• _GIVEN INSTRUCTION 1_
Reproduce the part of the left(x) text that opens with the words containing "Our definition of" and closes with "each $\Delta x$-interval.".
• _GIVEN INSTRUCTION 2_
According to the left(x) text, what is the underlying problem when GC computes the floor of a quotient incorrectly?

• _TEXT EXTRACT_
────────────────────────────────────────
But 5 is the number of complete $\Delta x$-intervals between a and x. So, in Figure 5.2.1, $\mathrm{left}(x)=a+5\Delta x$.
However, Equation 5.2.3 gives us a general way to represent the number of complete $\Delta x$-intervals between a and x.
The general definition of left(x) for given values of a and $\Delta x$ is therefore:$$\color{red}{\text{(Eq. 5.2.5)}}\qquad \mathrm{left}(x)=a+{\Delta x}\left\lfloor\dfrac{x-a}{\Delta x}\right\rfloor\text{ if }x \ge a$$
Equation 5.2.5 in words is, “The value of left(x) is the value of a plus the combined length of all completed $\Delta x$-intervals between a and x.”
Put another way, the value of left(x) is the value of a plus the number of complete $\Delta x$-intervals between a and x times the length of one $\Delta x$-interval.
To enter the statement $\mathrm{left}(x) = a+\Delta x \left\lfloor \dfrac{x-a}{\Delta x} \right\rfloor \text{ if } x \ge a$ as a function definition in GC, type:
\left\ ctrl-9 x = a + $\Delta x$ * floor (x-a) / $\Delta x$ if x ctrl-shift > a
In GC-Mac, type \option-j x\ to get $\Delta x$
In GC-Windows, type \Dx\ instead of \option-j x\
Here is a video that gives another explanation of the motive for left(x) and the way to calculate it.
Sometimes GC will compute the floor of a quotient incorrectly. For example, GC will say that
$$\left\lfloor \dfrac{4.72-2}{0.01} \right\rfloor = 271$$
while it will also say that
$$\left\lfloor \dfrac{2.72}{0.01} \right\rfloor = 272$$
The two should be the same because $(4.72-2)$ is the same as 2.72. But GC says they have different values.
The problem is not with GC. The problem is that all computers have a finite number of decimal places with which to represent all real numbers. Click here to see the explanation.
Our definition of $\mathrm{left}(x)$ allows us to define the part of $A(x)$ that computes approximate accumulation within the current $\Delta x$-interval, the interval from the beginning of the current $\Delta x$-interval to the current value of x. The statements that define $A_\text{current}$ are$$\begin{align} \mathrm{left}(x)&=a+\Delta x\left\lfloor\frac{x-a}{\Delta x}\right\rfloor\\[1ex] r(x)&=r_f(\mathrm{left}(x))\\[1ex] A_\text{current}(x)&=r(x)(x-\mathrm{left}(x)) \end{align}$$
Examine the following table. Given $a=0.5$, $\Delta x=0.25$, and $r_f(x)=\cos(x)+1$, the value of $r(x)$ is constant within $\Delta x$-intervals. This means that $A_\text{current}(x)$ starts at 0 at the beginning of each $\Delta x$-interval and increases at a constant rate within each $\Delta x$-interval.
────────────────────────────────────────
• _ENTRIES SUPPLIED_
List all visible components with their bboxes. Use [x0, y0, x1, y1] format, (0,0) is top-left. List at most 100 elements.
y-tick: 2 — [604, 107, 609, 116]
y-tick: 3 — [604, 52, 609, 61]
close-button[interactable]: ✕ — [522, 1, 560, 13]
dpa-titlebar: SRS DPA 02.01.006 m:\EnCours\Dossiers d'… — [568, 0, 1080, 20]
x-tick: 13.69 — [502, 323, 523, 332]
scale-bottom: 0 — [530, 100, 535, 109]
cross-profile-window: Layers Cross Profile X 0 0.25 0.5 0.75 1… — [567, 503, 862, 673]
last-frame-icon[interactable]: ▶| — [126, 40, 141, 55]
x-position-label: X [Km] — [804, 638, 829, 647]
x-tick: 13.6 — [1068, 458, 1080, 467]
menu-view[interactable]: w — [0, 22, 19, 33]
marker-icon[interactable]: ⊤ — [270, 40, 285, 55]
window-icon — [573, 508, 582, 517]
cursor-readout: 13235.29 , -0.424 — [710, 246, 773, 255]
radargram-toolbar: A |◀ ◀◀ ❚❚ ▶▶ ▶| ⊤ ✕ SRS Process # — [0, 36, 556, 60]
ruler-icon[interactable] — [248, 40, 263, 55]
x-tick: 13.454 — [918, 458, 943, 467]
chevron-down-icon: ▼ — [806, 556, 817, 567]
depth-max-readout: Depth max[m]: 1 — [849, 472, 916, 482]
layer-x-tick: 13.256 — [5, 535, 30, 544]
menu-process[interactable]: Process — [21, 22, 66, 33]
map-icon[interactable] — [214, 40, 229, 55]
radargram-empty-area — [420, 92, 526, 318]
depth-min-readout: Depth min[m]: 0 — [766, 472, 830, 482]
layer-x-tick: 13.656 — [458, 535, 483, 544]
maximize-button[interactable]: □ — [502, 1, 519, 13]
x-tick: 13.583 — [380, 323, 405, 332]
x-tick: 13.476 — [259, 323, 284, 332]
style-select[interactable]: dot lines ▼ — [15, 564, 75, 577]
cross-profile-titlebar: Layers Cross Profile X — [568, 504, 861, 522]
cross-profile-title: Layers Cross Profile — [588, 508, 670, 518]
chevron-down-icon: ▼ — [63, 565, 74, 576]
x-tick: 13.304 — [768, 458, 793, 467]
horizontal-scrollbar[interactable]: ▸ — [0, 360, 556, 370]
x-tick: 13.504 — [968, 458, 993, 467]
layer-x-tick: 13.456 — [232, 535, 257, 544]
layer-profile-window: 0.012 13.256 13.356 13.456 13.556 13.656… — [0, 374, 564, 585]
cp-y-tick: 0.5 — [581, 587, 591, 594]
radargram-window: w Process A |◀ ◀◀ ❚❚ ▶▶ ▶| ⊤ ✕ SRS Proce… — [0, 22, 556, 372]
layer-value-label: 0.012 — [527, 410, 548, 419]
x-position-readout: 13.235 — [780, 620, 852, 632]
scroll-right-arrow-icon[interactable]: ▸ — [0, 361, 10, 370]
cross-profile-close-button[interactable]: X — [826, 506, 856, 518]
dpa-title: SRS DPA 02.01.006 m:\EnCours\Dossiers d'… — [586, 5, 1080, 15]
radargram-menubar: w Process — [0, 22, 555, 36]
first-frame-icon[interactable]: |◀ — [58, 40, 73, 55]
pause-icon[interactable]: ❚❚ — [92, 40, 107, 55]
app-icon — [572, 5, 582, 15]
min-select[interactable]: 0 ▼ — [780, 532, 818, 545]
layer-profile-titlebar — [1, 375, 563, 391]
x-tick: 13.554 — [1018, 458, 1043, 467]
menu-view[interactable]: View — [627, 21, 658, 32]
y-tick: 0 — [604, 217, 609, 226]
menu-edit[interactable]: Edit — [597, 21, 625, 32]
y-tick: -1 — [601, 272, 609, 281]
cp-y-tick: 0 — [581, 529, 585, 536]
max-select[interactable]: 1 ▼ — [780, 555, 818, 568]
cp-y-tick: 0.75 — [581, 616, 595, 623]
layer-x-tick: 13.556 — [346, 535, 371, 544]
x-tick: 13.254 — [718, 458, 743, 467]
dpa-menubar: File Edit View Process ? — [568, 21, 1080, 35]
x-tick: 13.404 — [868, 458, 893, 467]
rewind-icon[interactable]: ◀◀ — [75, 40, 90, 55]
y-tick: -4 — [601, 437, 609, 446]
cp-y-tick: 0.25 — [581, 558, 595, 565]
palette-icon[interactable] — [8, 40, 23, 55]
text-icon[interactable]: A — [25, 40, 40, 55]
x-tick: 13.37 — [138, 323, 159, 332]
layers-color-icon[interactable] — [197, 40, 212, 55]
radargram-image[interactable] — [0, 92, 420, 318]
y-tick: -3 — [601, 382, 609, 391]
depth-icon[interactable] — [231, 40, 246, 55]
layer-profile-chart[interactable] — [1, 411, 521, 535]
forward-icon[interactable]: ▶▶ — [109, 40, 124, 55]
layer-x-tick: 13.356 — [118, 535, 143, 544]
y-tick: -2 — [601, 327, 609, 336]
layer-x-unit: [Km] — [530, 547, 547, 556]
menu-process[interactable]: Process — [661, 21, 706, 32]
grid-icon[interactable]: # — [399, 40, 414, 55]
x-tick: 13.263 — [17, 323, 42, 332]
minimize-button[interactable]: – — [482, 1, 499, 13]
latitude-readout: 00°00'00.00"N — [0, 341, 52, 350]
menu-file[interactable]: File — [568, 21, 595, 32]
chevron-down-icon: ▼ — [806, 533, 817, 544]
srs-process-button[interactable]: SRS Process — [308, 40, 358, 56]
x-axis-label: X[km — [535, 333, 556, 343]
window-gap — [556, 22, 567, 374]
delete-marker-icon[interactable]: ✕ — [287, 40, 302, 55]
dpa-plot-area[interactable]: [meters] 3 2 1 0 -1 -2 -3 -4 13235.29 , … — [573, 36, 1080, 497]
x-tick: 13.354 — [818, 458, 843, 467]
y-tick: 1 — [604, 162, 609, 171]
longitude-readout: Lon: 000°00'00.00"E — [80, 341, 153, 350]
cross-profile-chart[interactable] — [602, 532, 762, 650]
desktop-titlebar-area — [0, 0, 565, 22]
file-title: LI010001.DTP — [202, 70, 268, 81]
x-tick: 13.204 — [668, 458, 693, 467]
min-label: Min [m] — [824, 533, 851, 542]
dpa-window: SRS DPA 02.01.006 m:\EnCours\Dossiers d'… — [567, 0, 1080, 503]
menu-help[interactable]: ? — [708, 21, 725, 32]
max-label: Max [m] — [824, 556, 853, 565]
────────────────────────────────────────
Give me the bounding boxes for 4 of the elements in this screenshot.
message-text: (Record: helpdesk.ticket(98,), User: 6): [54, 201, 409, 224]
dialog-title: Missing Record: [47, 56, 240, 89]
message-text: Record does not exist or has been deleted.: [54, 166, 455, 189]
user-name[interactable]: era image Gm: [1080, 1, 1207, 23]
────────────────────────────────────────
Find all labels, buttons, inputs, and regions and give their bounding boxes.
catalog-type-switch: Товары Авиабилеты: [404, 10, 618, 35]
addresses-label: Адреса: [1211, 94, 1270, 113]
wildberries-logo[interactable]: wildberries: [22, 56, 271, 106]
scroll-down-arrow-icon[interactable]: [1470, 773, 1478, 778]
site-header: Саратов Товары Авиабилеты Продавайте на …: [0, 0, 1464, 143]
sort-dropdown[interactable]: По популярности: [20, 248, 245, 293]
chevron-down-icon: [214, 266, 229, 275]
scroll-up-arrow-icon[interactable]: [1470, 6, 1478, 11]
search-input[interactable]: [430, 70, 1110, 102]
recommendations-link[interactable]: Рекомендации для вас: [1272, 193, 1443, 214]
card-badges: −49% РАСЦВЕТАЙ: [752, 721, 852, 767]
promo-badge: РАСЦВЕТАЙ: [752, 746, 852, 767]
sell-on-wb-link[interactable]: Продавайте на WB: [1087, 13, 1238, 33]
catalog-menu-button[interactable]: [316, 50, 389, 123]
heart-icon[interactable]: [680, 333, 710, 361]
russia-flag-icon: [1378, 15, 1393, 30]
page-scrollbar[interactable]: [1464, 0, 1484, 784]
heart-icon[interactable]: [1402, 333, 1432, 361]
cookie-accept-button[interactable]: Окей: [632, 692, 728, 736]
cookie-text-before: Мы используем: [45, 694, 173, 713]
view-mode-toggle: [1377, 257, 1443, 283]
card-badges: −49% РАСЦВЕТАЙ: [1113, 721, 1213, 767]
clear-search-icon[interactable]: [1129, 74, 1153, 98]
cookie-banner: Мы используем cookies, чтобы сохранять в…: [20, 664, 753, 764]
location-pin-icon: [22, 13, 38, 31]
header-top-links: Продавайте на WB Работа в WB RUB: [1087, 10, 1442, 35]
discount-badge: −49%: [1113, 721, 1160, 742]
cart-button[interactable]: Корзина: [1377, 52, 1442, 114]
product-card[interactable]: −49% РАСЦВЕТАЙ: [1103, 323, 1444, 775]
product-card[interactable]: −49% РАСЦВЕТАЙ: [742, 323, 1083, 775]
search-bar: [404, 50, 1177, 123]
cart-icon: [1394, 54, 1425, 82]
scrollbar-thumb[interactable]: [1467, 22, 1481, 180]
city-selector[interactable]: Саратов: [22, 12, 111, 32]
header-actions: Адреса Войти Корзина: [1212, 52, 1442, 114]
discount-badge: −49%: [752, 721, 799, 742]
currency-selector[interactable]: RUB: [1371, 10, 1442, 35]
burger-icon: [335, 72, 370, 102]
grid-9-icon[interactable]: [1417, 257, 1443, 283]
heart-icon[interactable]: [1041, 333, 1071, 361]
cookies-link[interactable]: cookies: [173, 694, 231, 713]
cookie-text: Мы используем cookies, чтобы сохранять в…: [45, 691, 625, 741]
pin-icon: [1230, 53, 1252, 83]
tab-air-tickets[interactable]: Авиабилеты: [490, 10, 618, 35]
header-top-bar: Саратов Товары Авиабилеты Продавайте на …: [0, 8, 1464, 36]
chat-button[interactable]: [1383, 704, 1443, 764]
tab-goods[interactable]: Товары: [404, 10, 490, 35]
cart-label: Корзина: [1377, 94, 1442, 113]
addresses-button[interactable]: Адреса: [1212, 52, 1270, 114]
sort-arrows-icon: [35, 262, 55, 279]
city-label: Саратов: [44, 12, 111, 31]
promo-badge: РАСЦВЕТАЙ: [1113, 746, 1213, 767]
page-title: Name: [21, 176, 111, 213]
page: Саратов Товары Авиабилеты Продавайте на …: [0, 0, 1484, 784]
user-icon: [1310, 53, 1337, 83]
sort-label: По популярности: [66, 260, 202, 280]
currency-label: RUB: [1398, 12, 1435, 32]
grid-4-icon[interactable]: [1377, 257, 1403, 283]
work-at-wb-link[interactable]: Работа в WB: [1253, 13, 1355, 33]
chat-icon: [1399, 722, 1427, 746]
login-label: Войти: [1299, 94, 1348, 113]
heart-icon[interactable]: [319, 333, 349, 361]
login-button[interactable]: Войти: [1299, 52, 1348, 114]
────────────────────────────────────────
• _CORRECT OUTPUT 1_
Our definition of $\mathrm{left}(x)$ allows us to define the part of $A(x)$ that computes approximate accumulation within the current $\Delta x$-interval, the interval from the beginning of the current $\Delta x$-interval to the current value of x. The statements that define $A_\text{current}$ are$$\begin{align} \mathrm{left}(x)&=a+\Delta x\left\lfloor\frac{x-a}{\Delta x}\right\rfloor\\[1ex] r(x)&=r_f(\mathrm{left}(x))\\[1ex] A_\text{current}(x)&=r(x)(x-\mathrm{left}(x)) \end{align}$$
Examine the following table. Given $a=0.5$, $\Delta x=0.25$, and $r_f(x)=\cos(x)+1$, the value of $r(x)$ is constant within $\Delta x$-intervals. This means that $A_\text{current}(x)$ starts at 0 at the beginning of each $\Delta x$-interval and increases at a constant rate within each $\Delta x$-interval.

• _CORRECT OUTPUT 2_
All computers have a finite number of decimal places with which to represent all real numbers.